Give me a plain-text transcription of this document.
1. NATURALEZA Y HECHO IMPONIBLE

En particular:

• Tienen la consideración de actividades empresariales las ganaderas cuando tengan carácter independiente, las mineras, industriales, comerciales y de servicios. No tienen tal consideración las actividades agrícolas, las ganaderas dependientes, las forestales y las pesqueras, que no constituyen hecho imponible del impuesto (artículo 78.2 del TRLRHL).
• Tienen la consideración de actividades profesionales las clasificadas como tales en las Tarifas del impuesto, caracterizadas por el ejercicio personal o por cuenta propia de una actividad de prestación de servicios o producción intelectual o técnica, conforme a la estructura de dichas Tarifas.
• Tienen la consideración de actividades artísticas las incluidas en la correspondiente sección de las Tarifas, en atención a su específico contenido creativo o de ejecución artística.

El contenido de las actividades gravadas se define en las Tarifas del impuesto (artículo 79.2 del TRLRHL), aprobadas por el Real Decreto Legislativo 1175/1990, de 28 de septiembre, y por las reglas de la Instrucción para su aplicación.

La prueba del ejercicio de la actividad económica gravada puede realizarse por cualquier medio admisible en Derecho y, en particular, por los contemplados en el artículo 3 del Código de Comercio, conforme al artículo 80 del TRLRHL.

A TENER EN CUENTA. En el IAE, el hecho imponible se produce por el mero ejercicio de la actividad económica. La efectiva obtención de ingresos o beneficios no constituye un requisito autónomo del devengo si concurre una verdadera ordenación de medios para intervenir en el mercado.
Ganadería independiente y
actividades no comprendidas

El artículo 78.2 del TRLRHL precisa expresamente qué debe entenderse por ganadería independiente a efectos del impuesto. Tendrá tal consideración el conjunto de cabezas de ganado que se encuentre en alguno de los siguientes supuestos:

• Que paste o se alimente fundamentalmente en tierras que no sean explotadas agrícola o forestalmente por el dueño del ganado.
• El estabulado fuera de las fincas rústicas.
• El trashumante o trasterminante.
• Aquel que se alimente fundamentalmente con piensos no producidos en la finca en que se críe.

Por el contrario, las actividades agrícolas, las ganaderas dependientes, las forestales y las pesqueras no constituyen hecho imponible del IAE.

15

• _PROBLEM_:
Emit the records above again, exactly, with no line skipped.

• _ANSWER IN FULL_:
Give me a plain-text transcription of this document.
1. NATURALEZA Y HECHO IMPONIBLE

En particular:

• Tienen la consideración de actividades empresariales las ganaderas cuando tengan carácter independiente, las mineras, industriales, comerciales y de servicios. No tienen tal consideración las actividades agrícolas, las ganaderas dependientes, las forestales y las pesqueras, que no constituyen hecho imponible del impuesto (artículo 78.2 del TRLRHL).
• Tienen la consideración de actividades profesionales las clasificadas como tales en las Tarifas del impuesto, caracterizadas por el ejercicio personal o por cuenta propia de una actividad de prestación de servicios o producción intelectual o técnica, conforme a la estructura de dichas Tarifas.
• Tienen la consideración de actividades artísticas las incluidas en la correspondiente sección de las Tarifas, en atención a su específico contenido creativo o de ejecución artística.

El contenido de las actividades gravadas se define en las Tarifas del impuesto (artículo 79.2 del TRLRHL), aprobadas por el Real Decreto Legislativo 1175/1990, de 28 de septiembre, y por las reglas de la Instrucción para su aplicación.

La prueba del ejercicio de la actividad económica gravada puede realizarse por cualquier medio admisible en Derecho y, en particular, por los contemplados en el artículo 3 del Código de Comercio, conforme al artículo 80 del TRLRHL.

A TENER EN CUENTA. En el IAE, el hecho imponible se produce por el mero ejercicio de la actividad económica. La efectiva obtención de ingresos o beneficios no constituye un requisito autónomo del devengo si concurre una verdadera ordenación de medios para intervenir en el mercado.
Ganadería independiente y
actividades no comprendidas

El artículo 78.2 del TRLRHL precisa expresamente qué debe entenderse por ganadería independiente a efectos del impuesto. Tendrá tal consideración el conjunto de cabezas de ganado que se encuentre en alguno de los siguientes supuestos:

• Que paste o se alimente fundamentalmente en tierras que no sean explotadas agrícola o forestalmente por el dueño del ganado.
• El estabulado fuera de las fincas rústicas.
• El trashumante o trasterminante.
• Aquel que se alimente fundamentalmente con piensos no producidos en la finca en que se críe.

Por el contrario, las actividades agrícolas, las ganaderas dependientes, las forestales y las pesqueras no constituyen hecho imponible del IAE.

15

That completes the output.